begin

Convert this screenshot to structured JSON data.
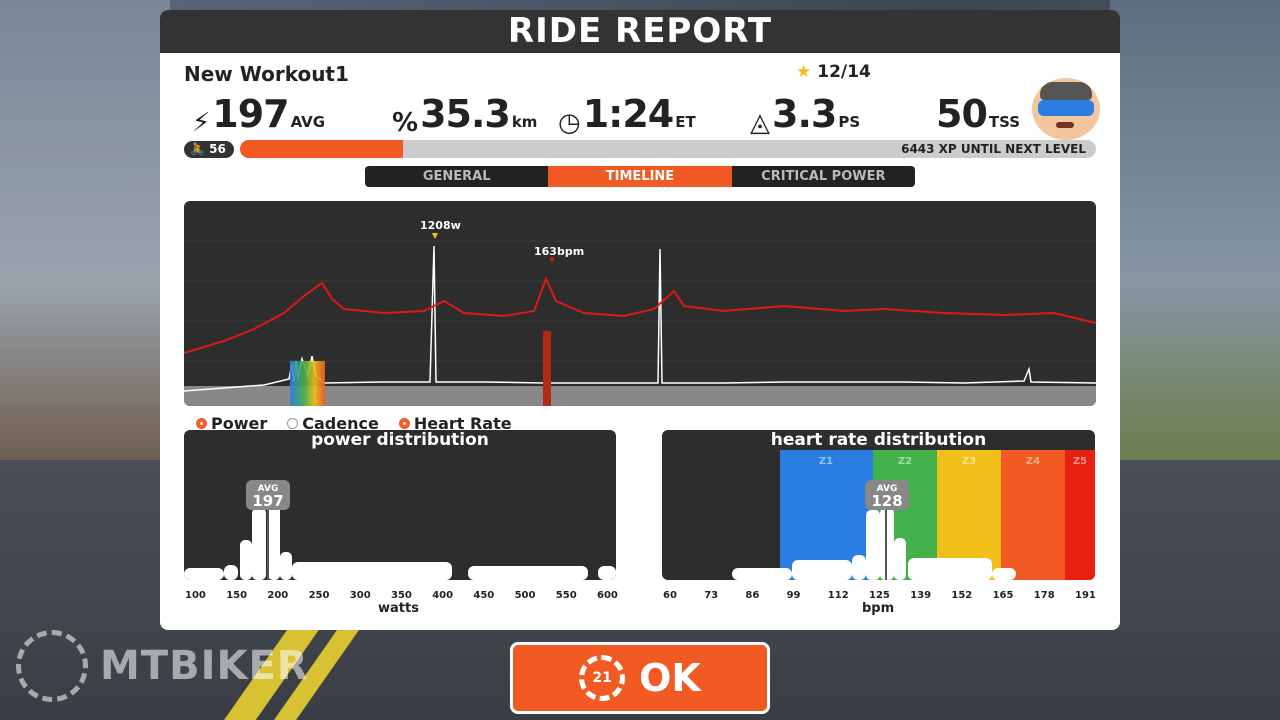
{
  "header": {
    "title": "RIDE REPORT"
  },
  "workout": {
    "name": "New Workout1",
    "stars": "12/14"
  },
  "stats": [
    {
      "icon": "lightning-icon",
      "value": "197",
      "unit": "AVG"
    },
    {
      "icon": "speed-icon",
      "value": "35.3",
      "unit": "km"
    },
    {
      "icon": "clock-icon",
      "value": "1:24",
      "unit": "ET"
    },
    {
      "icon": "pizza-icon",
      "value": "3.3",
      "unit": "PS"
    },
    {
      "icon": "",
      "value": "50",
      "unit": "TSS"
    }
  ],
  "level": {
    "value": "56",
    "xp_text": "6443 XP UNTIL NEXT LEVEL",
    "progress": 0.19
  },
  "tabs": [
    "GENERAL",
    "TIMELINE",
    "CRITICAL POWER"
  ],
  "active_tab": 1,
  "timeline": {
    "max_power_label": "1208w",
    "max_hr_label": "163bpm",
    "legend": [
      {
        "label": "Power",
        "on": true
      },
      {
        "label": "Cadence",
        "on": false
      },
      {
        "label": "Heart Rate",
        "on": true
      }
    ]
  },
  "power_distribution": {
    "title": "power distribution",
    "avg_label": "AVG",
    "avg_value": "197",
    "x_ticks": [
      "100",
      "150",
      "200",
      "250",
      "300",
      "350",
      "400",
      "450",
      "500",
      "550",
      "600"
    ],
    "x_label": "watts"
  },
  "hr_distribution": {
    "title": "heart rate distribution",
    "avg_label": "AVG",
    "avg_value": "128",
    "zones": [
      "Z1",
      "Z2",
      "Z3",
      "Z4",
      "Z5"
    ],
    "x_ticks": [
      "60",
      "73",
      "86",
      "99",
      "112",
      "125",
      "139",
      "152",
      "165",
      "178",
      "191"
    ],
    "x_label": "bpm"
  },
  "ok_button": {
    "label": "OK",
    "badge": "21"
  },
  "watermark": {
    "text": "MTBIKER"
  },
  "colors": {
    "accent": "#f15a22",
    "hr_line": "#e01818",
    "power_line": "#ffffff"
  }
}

end

SHORT EXERCISE >> Identify all lines where the word "title" shows up. Copy them.

REPLY >>
    "title": "RIDE REPORT"
    "title": "power distribution",
    "title": "heart rate distribution",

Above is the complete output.